GOAL OF THE EXERCISE —
Produce a verbatim copy of the entries listed below.

DATA SHOWN —
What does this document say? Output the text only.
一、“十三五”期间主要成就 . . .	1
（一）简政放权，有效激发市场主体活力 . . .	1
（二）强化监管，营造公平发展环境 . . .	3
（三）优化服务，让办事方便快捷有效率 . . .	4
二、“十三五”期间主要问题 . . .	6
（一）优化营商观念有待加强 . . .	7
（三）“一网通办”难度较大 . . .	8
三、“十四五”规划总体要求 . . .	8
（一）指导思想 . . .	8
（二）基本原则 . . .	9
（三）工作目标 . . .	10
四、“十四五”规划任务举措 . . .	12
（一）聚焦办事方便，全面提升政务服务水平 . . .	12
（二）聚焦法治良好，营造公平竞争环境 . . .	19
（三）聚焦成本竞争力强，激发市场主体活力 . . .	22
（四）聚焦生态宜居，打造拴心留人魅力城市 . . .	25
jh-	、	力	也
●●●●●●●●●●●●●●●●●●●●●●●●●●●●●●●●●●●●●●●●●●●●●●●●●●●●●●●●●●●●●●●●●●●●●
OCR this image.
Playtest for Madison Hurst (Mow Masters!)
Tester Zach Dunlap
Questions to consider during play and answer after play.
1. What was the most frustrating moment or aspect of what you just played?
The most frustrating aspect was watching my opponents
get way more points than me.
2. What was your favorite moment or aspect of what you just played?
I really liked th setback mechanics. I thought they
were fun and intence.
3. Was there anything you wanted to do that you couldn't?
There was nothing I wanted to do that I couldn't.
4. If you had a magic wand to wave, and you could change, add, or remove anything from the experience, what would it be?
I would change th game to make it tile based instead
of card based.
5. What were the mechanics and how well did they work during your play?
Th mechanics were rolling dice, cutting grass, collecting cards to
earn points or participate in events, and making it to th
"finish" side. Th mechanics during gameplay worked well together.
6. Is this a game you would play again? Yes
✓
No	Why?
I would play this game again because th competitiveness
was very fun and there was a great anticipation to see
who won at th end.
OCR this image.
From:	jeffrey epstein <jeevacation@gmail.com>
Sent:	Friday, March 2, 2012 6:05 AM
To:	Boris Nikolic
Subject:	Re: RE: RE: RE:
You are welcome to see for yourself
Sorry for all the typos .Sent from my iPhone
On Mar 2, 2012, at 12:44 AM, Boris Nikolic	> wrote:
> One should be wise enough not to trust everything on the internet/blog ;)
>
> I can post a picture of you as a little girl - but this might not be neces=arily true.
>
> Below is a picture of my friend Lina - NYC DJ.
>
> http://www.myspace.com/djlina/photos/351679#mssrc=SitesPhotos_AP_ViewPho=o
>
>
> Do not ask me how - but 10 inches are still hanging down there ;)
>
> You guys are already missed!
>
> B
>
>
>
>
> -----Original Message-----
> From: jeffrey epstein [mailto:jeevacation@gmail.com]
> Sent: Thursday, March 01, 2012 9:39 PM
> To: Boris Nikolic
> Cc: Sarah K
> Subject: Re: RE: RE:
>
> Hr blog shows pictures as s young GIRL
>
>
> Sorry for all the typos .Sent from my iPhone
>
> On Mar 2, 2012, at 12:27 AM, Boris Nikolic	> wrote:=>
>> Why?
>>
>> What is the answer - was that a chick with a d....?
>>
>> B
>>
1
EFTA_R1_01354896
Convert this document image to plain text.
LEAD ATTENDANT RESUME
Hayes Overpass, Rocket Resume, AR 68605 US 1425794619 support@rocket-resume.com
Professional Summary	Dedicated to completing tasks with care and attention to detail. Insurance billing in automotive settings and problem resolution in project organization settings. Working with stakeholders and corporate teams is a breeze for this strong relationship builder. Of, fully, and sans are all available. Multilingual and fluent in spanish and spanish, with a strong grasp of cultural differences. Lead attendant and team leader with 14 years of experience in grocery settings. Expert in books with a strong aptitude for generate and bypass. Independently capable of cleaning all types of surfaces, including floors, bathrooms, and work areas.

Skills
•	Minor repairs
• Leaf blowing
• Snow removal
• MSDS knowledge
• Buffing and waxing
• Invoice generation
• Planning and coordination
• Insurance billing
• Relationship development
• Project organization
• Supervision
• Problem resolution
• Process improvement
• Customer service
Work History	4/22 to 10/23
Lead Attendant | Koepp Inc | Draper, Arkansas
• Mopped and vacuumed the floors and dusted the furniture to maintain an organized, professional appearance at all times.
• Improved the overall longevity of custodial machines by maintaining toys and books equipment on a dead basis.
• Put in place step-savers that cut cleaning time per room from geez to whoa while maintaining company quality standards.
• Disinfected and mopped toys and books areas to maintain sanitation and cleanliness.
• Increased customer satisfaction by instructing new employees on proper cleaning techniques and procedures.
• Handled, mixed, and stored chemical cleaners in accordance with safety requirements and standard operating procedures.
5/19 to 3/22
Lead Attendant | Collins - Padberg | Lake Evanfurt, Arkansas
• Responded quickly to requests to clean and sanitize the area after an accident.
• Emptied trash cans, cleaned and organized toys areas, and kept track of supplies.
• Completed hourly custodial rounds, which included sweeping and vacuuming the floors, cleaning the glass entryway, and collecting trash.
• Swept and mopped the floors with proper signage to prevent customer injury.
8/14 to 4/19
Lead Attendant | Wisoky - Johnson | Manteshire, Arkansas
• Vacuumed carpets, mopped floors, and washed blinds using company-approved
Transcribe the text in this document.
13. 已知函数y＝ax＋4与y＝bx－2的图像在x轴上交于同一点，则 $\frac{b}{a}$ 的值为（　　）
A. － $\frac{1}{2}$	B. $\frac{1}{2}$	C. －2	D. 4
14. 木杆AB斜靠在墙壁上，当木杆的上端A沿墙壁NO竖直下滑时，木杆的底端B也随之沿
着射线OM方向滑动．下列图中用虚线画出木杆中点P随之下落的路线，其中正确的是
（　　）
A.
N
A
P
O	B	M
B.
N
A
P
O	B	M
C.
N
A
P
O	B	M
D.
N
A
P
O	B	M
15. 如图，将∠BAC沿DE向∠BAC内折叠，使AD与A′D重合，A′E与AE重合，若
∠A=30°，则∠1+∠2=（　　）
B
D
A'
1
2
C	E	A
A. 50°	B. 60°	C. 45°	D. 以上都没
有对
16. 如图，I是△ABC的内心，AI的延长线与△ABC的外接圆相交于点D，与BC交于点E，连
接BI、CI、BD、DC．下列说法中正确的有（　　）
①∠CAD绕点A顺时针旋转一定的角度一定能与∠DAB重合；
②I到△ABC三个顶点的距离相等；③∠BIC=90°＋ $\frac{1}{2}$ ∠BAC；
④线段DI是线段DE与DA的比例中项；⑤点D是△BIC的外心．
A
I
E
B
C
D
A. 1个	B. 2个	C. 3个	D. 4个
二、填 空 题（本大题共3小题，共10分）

PROBLEM SOLUTION —
What does this document say? Output the text only.
一、“十三五”期间主要成就 . . .	1
（一）简政放权，有效激发市场主体活力 . . .	1
（二）强化监管，营造公平发展环境 . . .	3
（三）优化服务，让办事方便快捷有效率 . . .	4
二、“十三五”期间主要问题 . . .	6
（一）优化营商观念有待加强 . . .	7
（三）“一网通办”难度较大 . . .	8
三、“十四五”规划总体要求 . . .	8
（一）指导思想 . . .	8
（二）基本原则 . . .	9
（三）工作目标 . . .	10
四、“十四五”规划任务举措 . . .	12
（一）聚焦办事方便，全面提升政务服务水平 . . .	12
（二）聚焦法治良好，营造公平竞争环境 . . .	19
（三）聚焦成本竞争力强，激发市场主体活力 . . .	22
（四）聚焦生态宜居，打造拴心留人魅力城市 . . .	25
jh-	、	力	也
●●●●●●●●●●●●●●●●●●●●●●●●●●●●●●●●●●●●●●●●●●●●●●●●●●●●●●●●●●●●●●●●●●●●●
OCR this image.
Playtest for Madison Hurst (Mow Masters!)
Tester Zach Dunlap
Questions to consider during play and answer after play.
1. What was the most frustrating moment or aspect of what you just played?
The most frustrating aspect was watching my opponents
get way more points than me.
2. What was your favorite moment or aspect of what you just played?
I really liked th setback mechanics. I thought they
were fun and intence.
3. Was there anything you wanted to do that you couldn't?
There was nothing I wanted to do that I couldn't.
4. If you had a magic wand to wave, and you could change, add, or remove anything from the experience, what would it be?
I would change th game to make it tile based instead
of card based.
5. What were the mechanics and how well did they work during your play?
Th mechanics were rolling dice, cutting grass, collecting cards to
earn points or participate in events, and making it to th
"finish" side. Th mechanics during gameplay worked well together.
6. Is this a game you would play again? Yes
✓
No	Why?
I would play this game again because th competitiveness
was very fun and there was a great anticipation to see
who won at th end.
OCR this image.
From:	jeffrey epstein <jeevacation@gmail.com>
Sent:	Friday, March 2, 2012 6:05 AM
To:	Boris Nikolic
Subject:	Re: RE: RE: RE:
You are welcome to see for yourself
Sorry for all the typos .Sent from my iPhone
On Mar 2, 2012, at 12:44 AM, Boris Nikolic	> wrote:
> One should be wise enough not to trust everything on the internet/blog ;)
>
> I can post a picture of you as a little girl - but this might not be neces=arily true.
>
> Below is a picture of my friend Lina - NYC DJ.
>
> http://www.myspace.com/djlina/photos/351679#mssrc=SitesPhotos_AP_ViewPho=o
>
>
> Do not ask me how - but 10 inches are still hanging down there ;)
>
> You guys are already missed!
>
> B
>
>
>
>
> -----Original Message-----
> From: jeffrey epstein [mailto:jeevacation@gmail.com]
> Sent: Thursday, March 01, 2012 9:39 PM
> To: Boris Nikolic
> Cc: Sarah K
> Subject: Re: RE: RE:
>
> Hr blog shows pictures as s young GIRL
>
>
> Sorry for all the typos .Sent from my iPhone
>
> On Mar 2, 2012, at 12:27 AM, Boris Nikolic	> wrote:=>
>> Why?
>>
>> What is the answer - was that a chick with a d....?
>>
>> B
>>
1
EFTA_R1_01354896
Convert this document image to plain text.
LEAD ATTENDANT RESUME
Hayes Overpass, Rocket Resume, AR 68605 US 1425794619 support@rocket-resume.com
Professional Summary	Dedicated to completing tasks with care and attention to detail. Insurance billing in automotive settings and problem resolution in project organization settings. Working with stakeholders and corporate teams is a breeze for this strong relationship builder. Of, fully, and sans are all available. Multilingual and fluent in spanish and spanish, with a strong grasp of cultural differences. Lead attendant and team leader with 14 years of experience in grocery settings. Expert in books with a strong aptitude for generate and bypass. Independently capable of cleaning all types of surfaces, including floors, bathrooms, and work areas.

Skills
•	Minor repairs
• Leaf blowing
• Snow removal
• MSDS knowledge
• Buffing and waxing
• Invoice generation
• Planning and coordination
• Insurance billing
• Relationship development
• Project organization
• Supervision
• Problem resolution
• Process improvement
• Customer service
Work History	4/22 to 10/23
Lead Attendant | Koepp Inc | Draper, Arkansas
• Mopped and vacuumed the floors and dusted the furniture to maintain an organized, professional appearance at all times.
• Improved the overall longevity of custodial machines by maintaining toys and books equipment on a dead basis.
• Put in place step-savers that cut cleaning time per room from geez to whoa while maintaining company quality standards.
• Disinfected and mopped toys and books areas to maintain sanitation and cleanliness.
• Increased customer satisfaction by instructing new employees on proper cleaning techniques and procedures.
• Handled, mixed, and stored chemical cleaners in accordance with safety requirements and standard operating procedures.
5/19 to 3/22
Lead Attendant | Collins - Padberg | Lake Evanfurt, Arkansas
• Responded quickly to requests to clean and sanitize the area after an accident.
• Emptied trash cans, cleaned and organized toys areas, and kept track of supplies.
• Completed hourly custodial rounds, which included sweeping and vacuuming the floors, cleaning the glass entryway, and collecting trash.
• Swept and mopped the floors with proper signage to prevent customer injury.
8/14 to 4/19
Lead Attendant | Wisoky - Johnson | Manteshire, Arkansas
• Vacuumed carpets, mopped floors, and washed blinds using company-approved
Transcribe the text in this document.
13. 已知函数y＝ax＋4与y＝bx－2的图像在x轴上交于同一点，则 $\frac{b}{a}$ 的值为（　　）
A. － $\frac{1}{2}$	B. $\frac{1}{2}$	C. －2	D. 4
14. 木杆AB斜靠在墙壁上，当木杆的上端A沿墙壁NO竖直下滑时，木杆的底端B也随之沿
着射线OM方向滑动．下列图中用虚线画出木杆中点P随之下落的路线，其中正确的是
（　　）
A.
N
A
P
O	B	M
B.
N
A
P
O	B	M
C.
N
A
P
O	B	M
D.
N
A
P
O	B	M
15. 如图，将∠BAC沿DE向∠BAC内折叠，使AD与A′D重合，A′E与AE重合，若
∠A=30°，则∠1+∠2=（　　）
B
D
A'
1
2
C	E	A
A. 50°	B. 60°	C. 45°	D. 以上都没
有对
16. 如图，I是△ABC的内心，AI的延长线与△ABC的外接圆相交于点D，与BC交于点E，连
接BI、CI、BD、DC．下列说法中正确的有（　　）
①∠CAD绕点A顺时针旋转一定的角度一定能与∠DAB重合；
②I到△ABC三个顶点的距离相等；③∠BIC=90°＋ $\frac{1}{2}$ ∠BAC；
④线段DI是线段DE与DA的比例中项；⑤点D是△BIC的外心．
A
I
E
B
C
D
A. 1个	B. 2个	C. 3个	D. 4个
二、填 空 题（本大题共3小题，共10分）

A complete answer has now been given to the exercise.